• [Exercise instructions] Separate out the lines that hold "image".

• [Extracted entries]
# # # # #

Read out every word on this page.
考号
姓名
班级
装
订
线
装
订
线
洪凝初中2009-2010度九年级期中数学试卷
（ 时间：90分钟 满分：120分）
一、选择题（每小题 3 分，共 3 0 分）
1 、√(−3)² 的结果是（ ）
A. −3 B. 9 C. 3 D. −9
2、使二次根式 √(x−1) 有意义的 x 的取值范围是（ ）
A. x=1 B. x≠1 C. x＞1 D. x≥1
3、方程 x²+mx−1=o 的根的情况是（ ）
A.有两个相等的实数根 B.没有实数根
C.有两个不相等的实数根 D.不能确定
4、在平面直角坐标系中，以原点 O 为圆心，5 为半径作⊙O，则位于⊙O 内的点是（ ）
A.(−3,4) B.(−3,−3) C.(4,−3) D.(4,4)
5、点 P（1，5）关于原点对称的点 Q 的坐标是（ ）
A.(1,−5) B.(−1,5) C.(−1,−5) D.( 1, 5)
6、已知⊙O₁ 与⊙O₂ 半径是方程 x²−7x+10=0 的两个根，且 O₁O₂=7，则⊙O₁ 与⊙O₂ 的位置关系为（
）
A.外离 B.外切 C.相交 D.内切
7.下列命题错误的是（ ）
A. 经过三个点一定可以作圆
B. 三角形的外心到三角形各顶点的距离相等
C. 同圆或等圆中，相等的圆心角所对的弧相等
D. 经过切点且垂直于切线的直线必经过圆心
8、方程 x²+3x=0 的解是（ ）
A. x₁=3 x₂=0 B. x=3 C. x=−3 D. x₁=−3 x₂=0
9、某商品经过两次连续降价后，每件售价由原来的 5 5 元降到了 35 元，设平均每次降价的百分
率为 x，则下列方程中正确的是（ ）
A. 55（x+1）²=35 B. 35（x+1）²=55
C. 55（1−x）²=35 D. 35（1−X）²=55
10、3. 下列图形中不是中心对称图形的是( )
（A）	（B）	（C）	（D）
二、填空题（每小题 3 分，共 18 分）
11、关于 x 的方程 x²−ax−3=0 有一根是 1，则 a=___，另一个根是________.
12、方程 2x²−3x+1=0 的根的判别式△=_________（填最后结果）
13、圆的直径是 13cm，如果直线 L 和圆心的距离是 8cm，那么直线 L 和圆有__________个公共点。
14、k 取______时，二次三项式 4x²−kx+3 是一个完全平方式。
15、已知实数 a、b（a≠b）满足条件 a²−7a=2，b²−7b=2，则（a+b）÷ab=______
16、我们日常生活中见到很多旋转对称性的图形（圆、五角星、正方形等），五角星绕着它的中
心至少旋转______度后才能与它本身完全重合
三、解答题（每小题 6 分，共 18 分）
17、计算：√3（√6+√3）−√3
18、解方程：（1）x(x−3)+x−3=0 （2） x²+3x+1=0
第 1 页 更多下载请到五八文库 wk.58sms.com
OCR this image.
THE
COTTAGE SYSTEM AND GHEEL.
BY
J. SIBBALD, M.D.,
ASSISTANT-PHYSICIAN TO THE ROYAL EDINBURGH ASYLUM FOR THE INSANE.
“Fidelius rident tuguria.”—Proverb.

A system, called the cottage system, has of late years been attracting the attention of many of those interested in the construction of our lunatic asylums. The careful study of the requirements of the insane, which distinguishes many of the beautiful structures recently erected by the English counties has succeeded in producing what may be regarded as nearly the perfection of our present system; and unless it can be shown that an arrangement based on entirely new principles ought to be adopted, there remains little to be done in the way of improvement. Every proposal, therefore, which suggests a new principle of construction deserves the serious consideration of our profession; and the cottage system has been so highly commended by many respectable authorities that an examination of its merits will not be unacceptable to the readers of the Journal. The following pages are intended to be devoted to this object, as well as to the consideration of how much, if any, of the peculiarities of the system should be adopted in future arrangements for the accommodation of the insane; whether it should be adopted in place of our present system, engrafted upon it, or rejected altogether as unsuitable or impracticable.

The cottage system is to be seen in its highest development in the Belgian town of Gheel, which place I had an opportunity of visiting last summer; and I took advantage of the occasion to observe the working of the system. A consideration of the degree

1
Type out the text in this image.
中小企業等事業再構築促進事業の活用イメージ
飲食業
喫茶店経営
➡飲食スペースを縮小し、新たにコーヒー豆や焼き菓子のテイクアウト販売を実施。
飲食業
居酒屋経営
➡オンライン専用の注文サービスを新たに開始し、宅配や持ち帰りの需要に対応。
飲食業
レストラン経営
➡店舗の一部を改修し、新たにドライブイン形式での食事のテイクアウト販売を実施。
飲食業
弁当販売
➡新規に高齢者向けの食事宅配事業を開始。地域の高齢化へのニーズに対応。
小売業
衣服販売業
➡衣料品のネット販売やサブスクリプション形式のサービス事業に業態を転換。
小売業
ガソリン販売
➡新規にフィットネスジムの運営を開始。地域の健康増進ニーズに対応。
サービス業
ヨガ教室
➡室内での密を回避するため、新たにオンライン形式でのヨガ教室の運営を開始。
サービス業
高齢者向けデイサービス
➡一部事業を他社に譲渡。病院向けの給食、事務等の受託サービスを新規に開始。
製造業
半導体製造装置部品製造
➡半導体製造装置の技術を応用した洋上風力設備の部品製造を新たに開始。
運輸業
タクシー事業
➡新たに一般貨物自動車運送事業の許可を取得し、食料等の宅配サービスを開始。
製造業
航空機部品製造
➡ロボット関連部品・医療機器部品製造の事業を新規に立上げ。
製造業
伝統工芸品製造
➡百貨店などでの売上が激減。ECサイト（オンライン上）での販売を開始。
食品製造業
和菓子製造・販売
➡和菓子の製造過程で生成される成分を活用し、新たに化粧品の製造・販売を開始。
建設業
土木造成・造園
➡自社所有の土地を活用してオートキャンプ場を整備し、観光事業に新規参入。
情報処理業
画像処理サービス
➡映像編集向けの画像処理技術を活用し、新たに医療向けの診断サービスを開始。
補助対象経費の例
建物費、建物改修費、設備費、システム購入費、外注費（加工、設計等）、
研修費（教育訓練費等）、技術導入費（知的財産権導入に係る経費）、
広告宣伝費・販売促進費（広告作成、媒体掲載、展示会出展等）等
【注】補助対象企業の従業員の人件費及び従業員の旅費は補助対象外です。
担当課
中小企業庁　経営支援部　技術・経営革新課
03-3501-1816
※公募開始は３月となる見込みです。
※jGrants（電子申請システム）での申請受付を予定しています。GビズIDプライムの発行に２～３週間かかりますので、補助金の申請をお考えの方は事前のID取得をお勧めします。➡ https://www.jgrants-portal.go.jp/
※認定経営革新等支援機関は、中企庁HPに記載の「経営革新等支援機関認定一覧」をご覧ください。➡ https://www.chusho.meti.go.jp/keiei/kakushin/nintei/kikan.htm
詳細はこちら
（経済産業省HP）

# # # # #

• [Answer to this task]
OCR this image.
Type out the text in this image.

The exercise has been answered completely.